:: ASSIGNMENT 1 ::
Write out the stretch of the forum post about transfuse from "Hi @cboursnell any" through "SNAP version 1.0beta.18.".
:: ASSIGNMENT 2 ::
Answer these questions from the forum post about transfuse:
(a) Within which steps does transfuse make the bam alignments?
(b) What seed size does the index loading line report?
(c) Which SNAP version does the log name?
:: ASSIGNMENT 3 ::
Continue the forum post about transfuse from where it stops.

-------- STUDY TEXT --------

Hi @cboursnell any thoughts on why transfuse only uses the first read-pair name in making the bam alignments whilst within the transrate steps? Just trying to debug a failed run that seems to crash with snap error as follows:
Loading index from directory... 2s. 832500803 bases, seed size 23
Aligning.
Welcome to SNAP version 1.0beta.18.

-------- GIVEN RECORDS --------

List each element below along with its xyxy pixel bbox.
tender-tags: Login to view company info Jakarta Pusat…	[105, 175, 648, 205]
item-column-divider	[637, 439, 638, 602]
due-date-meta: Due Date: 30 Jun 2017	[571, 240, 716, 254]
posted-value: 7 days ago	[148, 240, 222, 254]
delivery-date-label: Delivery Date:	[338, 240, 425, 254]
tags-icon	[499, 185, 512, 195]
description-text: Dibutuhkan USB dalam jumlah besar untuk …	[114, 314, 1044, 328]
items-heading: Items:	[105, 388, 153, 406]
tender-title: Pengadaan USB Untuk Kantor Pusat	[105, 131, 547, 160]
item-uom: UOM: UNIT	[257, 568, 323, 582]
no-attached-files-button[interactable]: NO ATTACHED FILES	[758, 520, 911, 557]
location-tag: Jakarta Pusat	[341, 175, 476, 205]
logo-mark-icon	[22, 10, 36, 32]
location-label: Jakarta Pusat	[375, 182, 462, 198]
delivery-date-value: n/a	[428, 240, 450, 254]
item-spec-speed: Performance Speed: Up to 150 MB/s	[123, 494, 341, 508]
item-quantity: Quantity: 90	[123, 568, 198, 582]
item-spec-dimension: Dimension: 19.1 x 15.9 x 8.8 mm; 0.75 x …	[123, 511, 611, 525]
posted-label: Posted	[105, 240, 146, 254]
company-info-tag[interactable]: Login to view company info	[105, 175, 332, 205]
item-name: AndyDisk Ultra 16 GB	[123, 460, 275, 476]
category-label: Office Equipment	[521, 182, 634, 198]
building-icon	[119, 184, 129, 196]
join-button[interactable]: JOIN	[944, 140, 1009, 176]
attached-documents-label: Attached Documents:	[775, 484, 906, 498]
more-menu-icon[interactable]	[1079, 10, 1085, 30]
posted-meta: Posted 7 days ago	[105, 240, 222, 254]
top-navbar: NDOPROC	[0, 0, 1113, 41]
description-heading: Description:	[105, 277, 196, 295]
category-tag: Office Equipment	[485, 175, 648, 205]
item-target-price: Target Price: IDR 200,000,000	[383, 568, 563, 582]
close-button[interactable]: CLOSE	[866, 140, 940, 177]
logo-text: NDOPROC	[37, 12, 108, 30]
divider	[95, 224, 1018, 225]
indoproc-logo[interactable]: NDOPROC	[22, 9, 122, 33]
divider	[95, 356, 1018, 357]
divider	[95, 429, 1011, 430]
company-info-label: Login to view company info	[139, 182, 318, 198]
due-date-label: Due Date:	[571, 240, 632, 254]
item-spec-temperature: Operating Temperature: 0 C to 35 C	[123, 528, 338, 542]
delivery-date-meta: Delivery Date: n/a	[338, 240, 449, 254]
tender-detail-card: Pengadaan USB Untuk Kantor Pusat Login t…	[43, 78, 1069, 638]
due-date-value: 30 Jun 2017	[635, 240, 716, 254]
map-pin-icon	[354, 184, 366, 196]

--------

:: TASK RESULT 1 ::
Hi @cboursnell any thoughts on why transfuse only uses the first read-pair name in making the bam alignments whilst within the transrate steps? Just trying to debug a failed run that seems to crash with snap error as follows:
Loading index from directory... 2s. 832500803 bases, seed size 23
Aligning.
Welcome to SNAP version 1.0beta.18.

:: TASK RESULT 2 ::
(a) The transrate steps
(b) 23
(c) 1.0beta.18

:: TASK RESULT 3 ::
sched_setaffinity: Invalid argument
sched_setaffinity: Invalid argument
Ran out of scoring candidate pool entries. Perhaps trying with a larger value of **-mcp** will help.
SNAP exited with exit code 1 from line 489 of file SNAPLib/IntersectingPairedEndAligner.cpp
Does transfuse allow tweaking of underlying snap options?